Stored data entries
::::::::::

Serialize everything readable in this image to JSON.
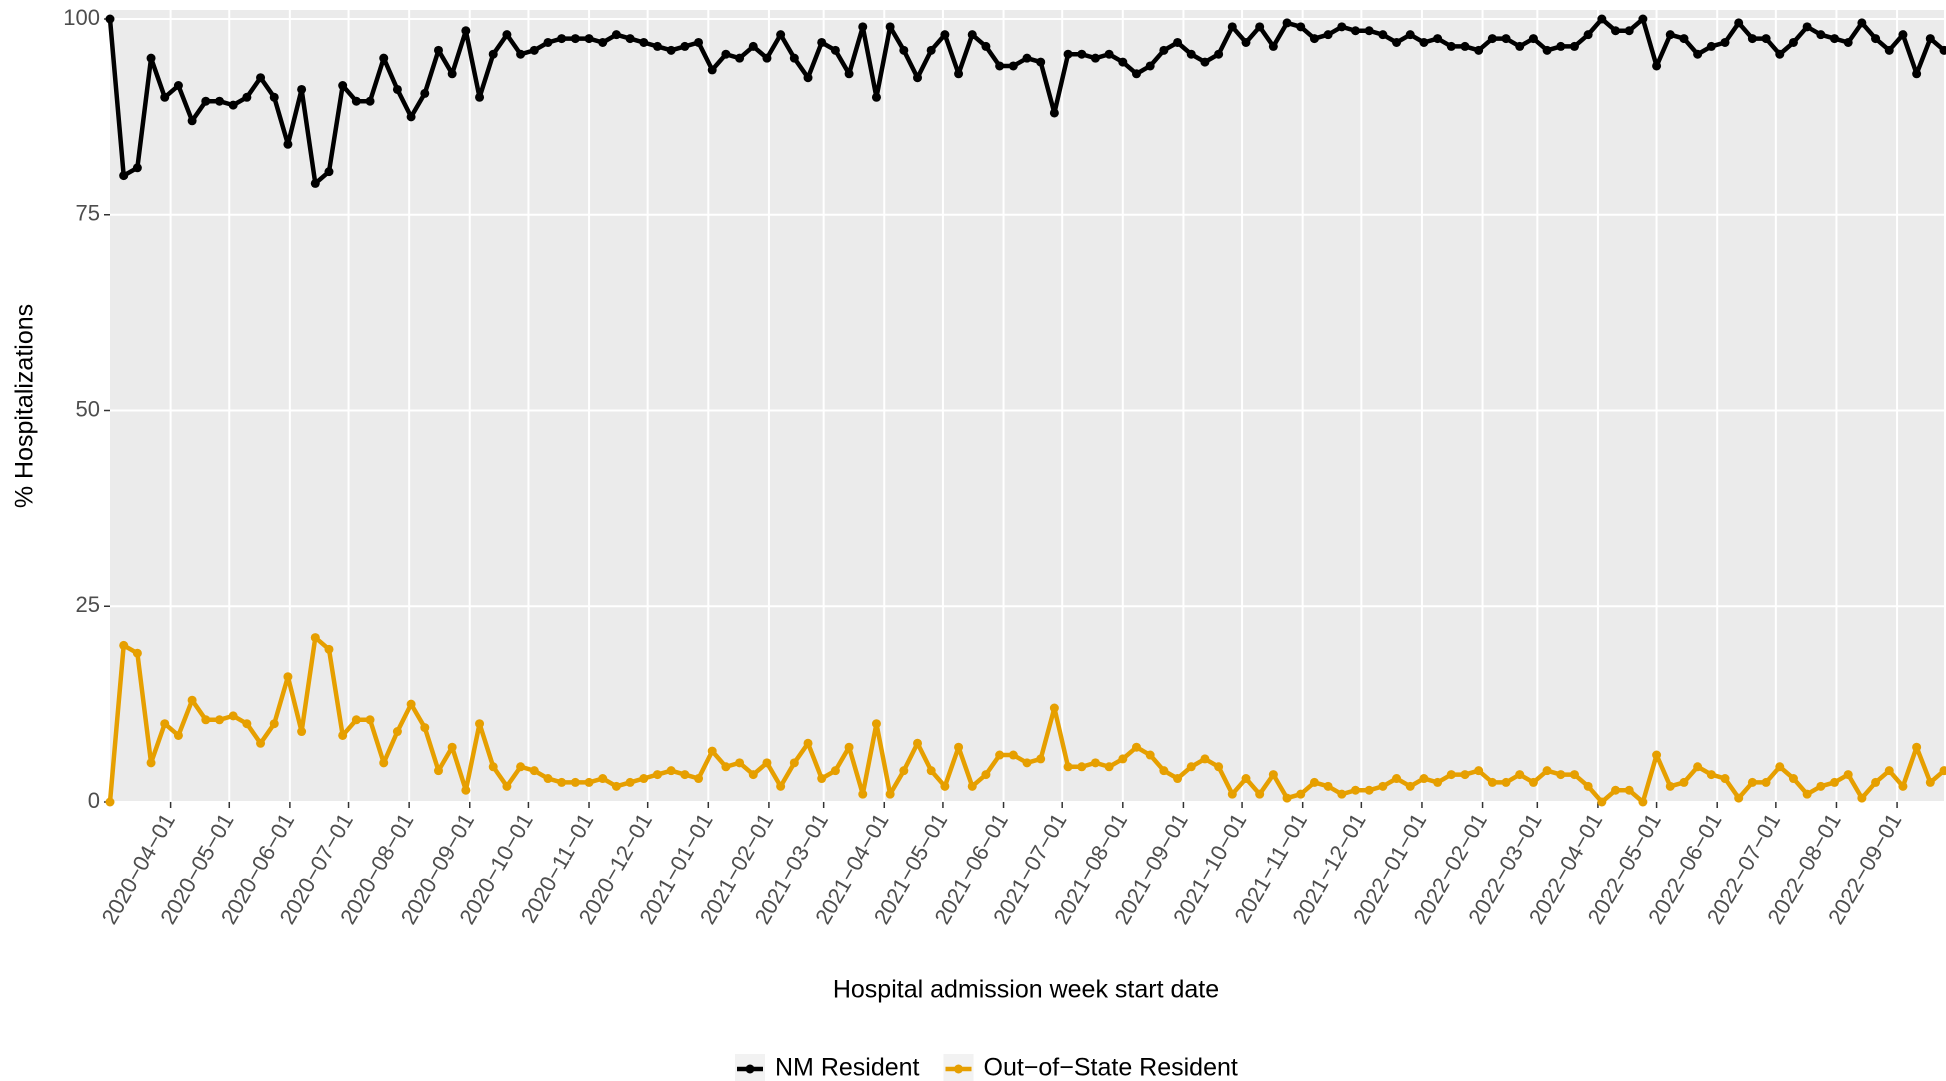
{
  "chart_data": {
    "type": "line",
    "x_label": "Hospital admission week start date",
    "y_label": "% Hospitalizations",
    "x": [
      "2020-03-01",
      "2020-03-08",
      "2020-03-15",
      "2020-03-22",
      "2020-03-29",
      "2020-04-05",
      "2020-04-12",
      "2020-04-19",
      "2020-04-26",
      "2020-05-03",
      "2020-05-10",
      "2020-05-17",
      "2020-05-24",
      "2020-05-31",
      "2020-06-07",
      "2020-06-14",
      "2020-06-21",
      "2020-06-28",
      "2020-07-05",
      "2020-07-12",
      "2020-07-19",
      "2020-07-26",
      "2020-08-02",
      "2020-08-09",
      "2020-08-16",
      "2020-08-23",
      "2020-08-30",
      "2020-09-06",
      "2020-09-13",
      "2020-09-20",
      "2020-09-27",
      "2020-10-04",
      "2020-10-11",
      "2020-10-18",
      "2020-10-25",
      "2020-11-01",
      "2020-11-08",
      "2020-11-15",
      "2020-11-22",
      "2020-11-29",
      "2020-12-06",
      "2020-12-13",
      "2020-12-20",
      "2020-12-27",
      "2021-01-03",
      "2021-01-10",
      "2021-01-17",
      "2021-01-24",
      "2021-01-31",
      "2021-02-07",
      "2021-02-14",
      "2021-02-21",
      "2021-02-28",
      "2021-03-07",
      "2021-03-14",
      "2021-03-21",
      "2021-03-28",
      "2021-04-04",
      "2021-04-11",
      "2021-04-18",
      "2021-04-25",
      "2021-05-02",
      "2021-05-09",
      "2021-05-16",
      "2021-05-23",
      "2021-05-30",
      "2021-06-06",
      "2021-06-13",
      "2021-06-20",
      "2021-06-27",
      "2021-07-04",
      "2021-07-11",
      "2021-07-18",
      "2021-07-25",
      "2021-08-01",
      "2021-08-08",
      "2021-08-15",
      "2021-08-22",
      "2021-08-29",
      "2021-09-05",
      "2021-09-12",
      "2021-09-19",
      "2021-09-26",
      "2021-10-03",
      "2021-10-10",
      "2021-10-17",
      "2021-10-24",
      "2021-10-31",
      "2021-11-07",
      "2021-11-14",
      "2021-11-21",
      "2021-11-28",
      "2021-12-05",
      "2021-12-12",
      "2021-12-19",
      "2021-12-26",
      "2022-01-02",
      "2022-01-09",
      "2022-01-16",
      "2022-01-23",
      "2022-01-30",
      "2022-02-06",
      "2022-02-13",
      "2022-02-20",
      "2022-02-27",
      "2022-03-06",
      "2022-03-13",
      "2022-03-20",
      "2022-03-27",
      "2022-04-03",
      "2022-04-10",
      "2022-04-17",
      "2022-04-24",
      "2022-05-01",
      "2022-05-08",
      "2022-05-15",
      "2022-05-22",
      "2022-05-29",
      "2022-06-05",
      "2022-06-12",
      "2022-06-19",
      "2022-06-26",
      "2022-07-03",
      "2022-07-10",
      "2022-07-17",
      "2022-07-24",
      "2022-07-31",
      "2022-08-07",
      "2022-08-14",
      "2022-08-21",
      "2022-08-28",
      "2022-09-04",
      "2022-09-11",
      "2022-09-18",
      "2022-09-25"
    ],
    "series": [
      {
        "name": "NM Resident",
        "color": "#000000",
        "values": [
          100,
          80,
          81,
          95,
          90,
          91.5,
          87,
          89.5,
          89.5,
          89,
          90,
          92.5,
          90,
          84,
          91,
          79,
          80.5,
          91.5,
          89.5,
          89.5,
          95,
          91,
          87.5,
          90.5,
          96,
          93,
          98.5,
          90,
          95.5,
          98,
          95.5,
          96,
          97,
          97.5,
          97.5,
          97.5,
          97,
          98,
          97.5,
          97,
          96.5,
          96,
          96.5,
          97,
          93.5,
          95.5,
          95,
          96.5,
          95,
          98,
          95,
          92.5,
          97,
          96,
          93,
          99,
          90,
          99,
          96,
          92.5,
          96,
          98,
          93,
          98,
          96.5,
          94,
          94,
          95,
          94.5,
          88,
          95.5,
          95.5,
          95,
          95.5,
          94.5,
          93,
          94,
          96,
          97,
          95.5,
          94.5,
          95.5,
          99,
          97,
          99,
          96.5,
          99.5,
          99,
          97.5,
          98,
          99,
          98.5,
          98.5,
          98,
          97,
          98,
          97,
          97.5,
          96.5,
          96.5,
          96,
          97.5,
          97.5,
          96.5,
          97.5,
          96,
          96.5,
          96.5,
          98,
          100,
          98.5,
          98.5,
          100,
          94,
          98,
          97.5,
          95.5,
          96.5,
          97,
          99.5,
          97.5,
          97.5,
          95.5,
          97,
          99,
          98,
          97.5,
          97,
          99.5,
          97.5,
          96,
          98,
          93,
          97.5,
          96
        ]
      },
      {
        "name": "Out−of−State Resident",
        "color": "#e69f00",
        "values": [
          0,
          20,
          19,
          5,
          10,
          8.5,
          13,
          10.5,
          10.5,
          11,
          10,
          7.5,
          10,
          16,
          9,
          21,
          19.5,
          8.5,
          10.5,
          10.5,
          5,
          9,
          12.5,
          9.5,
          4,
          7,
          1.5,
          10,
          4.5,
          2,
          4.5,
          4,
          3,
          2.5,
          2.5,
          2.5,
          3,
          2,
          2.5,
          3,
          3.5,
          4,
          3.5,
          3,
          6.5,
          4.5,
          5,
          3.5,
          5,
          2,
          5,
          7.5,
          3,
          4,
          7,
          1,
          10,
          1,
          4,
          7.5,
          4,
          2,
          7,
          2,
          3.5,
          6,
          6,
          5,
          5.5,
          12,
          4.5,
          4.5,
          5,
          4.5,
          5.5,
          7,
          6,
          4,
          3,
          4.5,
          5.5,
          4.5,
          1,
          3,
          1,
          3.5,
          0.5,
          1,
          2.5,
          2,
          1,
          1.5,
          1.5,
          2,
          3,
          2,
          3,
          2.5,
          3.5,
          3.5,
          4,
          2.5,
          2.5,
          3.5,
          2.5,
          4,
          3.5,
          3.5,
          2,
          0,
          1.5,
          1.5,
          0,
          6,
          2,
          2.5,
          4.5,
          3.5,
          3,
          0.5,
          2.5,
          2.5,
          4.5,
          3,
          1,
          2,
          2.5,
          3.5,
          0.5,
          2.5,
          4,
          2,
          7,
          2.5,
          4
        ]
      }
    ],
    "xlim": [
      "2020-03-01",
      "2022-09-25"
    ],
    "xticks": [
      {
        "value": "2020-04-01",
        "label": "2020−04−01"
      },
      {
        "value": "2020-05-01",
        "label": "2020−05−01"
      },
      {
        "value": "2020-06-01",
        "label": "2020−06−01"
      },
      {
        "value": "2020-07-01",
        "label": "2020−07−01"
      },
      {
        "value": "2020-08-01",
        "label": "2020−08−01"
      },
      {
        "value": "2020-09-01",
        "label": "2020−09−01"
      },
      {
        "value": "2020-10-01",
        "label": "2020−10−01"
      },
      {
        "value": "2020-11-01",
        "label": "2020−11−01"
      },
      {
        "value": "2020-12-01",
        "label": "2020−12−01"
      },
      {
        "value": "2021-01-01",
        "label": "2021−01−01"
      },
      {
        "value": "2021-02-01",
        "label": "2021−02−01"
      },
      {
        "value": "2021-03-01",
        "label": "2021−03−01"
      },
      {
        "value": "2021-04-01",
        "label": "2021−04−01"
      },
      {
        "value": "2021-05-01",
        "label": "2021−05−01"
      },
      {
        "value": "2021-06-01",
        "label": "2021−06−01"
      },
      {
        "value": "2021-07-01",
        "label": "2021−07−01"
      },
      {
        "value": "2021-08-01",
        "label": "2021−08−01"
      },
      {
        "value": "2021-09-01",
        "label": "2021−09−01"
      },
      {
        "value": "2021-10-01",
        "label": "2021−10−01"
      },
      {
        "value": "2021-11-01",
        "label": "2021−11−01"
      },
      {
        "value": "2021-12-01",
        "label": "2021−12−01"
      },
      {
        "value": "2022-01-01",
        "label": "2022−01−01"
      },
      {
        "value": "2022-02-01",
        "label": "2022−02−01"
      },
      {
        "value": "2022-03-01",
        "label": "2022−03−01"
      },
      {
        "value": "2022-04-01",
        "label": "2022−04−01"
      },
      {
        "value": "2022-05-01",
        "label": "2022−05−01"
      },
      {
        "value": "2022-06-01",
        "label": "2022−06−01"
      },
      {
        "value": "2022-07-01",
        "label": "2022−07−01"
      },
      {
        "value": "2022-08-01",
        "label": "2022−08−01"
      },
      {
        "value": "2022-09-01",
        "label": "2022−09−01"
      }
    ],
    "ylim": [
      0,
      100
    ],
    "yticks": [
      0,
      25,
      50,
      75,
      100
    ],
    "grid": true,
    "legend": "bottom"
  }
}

::::::::::

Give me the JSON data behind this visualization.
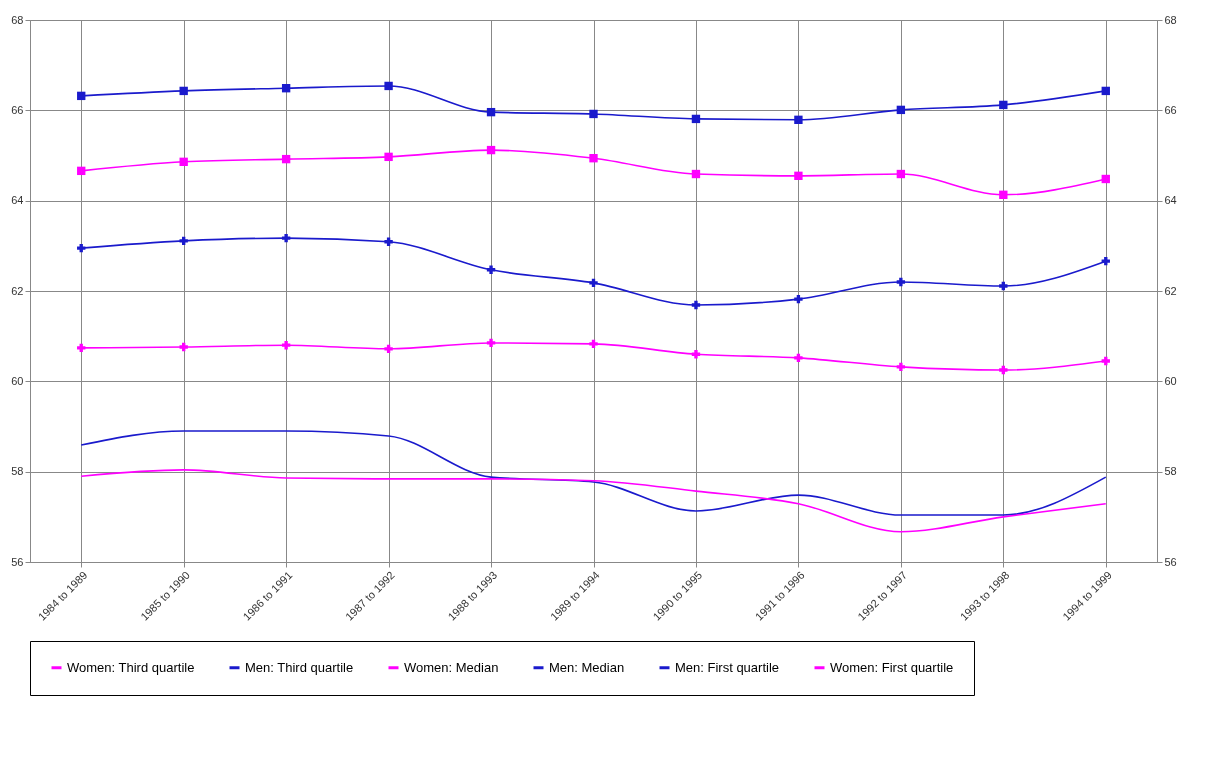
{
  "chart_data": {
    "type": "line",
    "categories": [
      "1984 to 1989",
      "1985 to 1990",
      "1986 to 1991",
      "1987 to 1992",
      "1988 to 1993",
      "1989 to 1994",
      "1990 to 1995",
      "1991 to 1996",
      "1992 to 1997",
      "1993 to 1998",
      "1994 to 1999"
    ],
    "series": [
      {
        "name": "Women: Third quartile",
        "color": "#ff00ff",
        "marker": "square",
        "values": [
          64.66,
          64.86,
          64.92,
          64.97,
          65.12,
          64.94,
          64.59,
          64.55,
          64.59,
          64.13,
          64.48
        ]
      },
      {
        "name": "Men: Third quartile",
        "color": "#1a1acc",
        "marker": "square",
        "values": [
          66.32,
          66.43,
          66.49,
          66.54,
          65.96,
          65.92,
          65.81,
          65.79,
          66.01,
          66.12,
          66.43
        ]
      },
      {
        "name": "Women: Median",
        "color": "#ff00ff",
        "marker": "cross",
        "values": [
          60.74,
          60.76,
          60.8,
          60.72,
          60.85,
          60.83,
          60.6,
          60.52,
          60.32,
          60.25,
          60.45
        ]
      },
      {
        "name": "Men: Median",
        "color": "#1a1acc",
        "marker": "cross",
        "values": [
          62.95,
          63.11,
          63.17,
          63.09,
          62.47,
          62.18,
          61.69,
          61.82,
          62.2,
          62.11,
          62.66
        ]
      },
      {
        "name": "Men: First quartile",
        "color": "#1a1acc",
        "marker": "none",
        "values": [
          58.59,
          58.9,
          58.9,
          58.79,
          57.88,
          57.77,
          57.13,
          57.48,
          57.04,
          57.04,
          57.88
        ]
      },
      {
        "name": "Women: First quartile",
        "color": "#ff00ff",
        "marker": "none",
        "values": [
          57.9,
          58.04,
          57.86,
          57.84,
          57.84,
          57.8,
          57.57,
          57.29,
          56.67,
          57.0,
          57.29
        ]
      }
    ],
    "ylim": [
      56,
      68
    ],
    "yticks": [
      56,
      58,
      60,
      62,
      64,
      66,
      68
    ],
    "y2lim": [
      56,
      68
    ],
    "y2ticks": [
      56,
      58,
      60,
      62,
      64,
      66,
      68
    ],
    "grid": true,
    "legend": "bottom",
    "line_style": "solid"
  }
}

::::::::::

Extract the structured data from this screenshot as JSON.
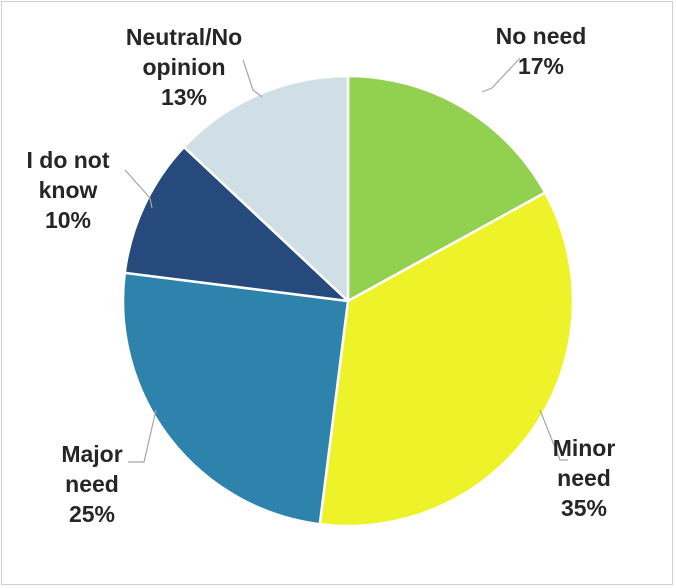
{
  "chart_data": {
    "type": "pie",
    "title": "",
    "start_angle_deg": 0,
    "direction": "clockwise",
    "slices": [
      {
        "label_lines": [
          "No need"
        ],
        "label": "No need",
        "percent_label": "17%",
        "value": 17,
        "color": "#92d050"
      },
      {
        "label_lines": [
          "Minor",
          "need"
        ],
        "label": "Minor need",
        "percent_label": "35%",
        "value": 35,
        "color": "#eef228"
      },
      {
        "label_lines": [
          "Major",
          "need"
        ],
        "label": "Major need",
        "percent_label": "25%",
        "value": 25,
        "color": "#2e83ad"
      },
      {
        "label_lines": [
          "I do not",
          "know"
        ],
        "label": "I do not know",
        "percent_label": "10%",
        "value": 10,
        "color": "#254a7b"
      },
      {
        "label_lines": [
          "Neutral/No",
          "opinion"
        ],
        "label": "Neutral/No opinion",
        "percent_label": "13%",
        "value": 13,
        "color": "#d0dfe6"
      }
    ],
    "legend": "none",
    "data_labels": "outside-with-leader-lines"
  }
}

::::::::::

→ **GIVEN INSTRUCTION**:
Copy in full each line that holds the word "Women".

→ **THE SOLUTION**:
        "name": "Women: Third quartile",
        "name": "Women: Median",
        "name": "Women: First quartile",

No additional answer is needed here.